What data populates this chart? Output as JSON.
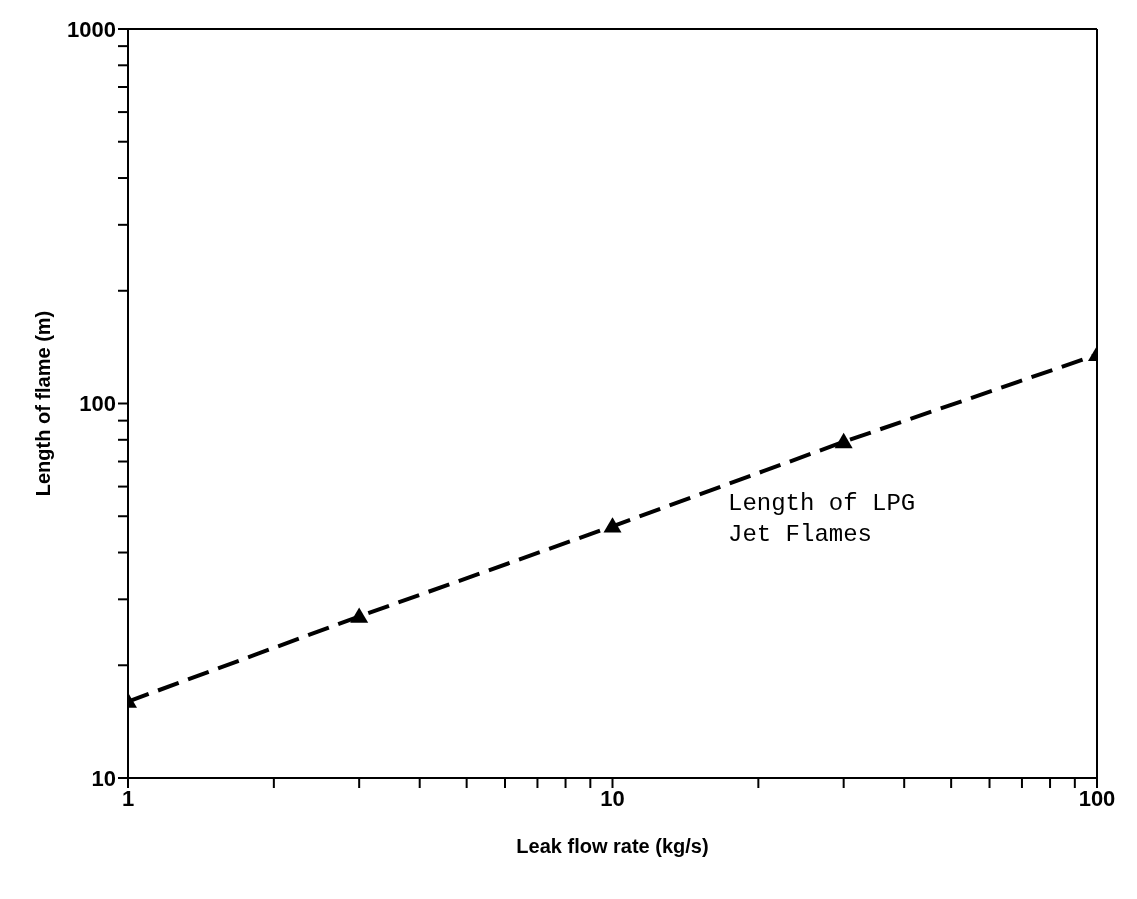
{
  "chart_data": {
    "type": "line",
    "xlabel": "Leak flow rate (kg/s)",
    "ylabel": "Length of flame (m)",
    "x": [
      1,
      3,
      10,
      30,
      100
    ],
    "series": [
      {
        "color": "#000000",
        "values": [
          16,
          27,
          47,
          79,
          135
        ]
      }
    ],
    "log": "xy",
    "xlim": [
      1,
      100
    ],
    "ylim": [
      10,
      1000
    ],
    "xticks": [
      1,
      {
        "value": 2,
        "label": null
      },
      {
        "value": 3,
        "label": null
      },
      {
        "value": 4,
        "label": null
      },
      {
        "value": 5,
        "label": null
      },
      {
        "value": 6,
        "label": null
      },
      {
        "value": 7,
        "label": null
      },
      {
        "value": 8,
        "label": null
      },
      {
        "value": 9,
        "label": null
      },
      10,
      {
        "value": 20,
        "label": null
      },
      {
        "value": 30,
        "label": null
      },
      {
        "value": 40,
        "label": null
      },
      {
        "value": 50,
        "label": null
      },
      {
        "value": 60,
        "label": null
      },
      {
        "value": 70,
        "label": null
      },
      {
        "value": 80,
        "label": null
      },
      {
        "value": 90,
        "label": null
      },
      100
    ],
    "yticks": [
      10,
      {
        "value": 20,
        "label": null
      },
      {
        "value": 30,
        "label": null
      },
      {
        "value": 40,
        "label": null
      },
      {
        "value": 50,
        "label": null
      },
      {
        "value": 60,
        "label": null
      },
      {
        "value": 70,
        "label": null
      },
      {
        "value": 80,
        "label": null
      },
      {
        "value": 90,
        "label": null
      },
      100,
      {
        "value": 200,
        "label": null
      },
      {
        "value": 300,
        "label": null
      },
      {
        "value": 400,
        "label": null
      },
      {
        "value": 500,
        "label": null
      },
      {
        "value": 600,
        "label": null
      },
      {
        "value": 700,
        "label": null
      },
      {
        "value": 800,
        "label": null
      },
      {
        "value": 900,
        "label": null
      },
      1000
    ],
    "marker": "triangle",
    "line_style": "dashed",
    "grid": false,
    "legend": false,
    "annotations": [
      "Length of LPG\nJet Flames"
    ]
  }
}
+++
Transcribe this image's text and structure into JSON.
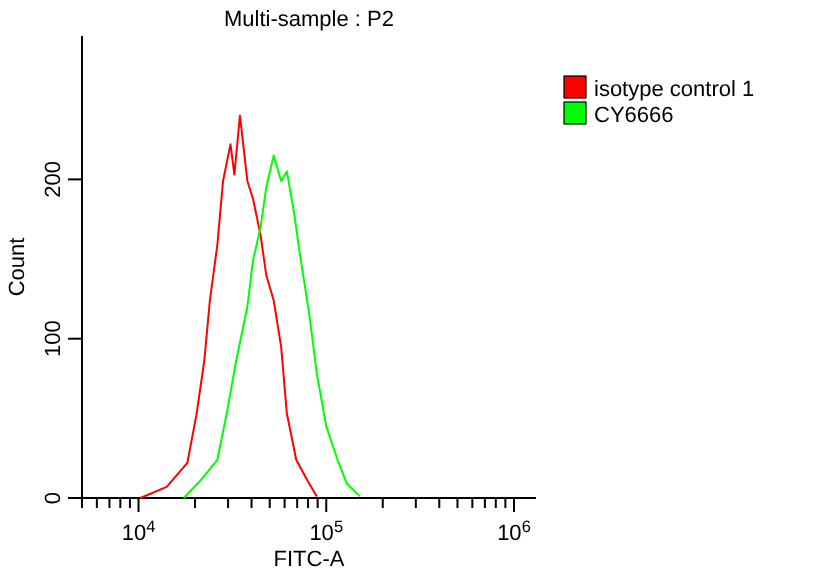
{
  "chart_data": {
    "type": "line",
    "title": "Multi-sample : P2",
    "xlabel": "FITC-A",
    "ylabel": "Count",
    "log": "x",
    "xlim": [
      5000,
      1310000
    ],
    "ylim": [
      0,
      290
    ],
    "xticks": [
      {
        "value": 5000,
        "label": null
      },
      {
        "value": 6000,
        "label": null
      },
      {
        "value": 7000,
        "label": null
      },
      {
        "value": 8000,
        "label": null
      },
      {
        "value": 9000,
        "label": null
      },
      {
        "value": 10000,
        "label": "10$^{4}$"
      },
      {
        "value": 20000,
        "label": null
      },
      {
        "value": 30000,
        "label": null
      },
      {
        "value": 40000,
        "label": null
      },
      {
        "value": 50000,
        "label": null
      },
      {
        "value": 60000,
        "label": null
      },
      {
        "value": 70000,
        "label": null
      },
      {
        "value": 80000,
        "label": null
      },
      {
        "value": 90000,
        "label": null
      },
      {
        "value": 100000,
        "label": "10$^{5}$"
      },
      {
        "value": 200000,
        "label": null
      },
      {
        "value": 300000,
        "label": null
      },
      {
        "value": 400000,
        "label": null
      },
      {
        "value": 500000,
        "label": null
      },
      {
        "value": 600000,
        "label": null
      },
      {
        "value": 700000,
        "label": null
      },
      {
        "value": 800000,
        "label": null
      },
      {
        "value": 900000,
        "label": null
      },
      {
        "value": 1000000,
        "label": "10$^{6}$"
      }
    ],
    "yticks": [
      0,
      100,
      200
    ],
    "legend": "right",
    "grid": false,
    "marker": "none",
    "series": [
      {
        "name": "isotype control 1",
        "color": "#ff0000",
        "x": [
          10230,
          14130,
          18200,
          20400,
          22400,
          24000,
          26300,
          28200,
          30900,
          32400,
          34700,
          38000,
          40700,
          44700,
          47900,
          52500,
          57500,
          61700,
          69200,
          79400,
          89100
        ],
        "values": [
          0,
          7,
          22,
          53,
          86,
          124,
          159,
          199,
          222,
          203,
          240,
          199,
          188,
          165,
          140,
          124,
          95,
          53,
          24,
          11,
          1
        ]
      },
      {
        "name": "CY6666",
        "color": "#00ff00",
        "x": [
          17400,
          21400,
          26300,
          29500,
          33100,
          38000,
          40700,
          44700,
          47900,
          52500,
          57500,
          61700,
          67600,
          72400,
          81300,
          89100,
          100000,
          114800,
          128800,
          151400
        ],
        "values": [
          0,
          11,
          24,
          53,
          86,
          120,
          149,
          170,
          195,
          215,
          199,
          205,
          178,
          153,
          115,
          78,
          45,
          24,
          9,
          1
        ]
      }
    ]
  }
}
+++
## TASK INSTRUCTIONS
Extract each line from the entries above that contains the string "xlabel".

## WRITTEN ANSWER
    "xlabel": "Leak flow rate (kg/s)",
    "xlabel": "FITC-A",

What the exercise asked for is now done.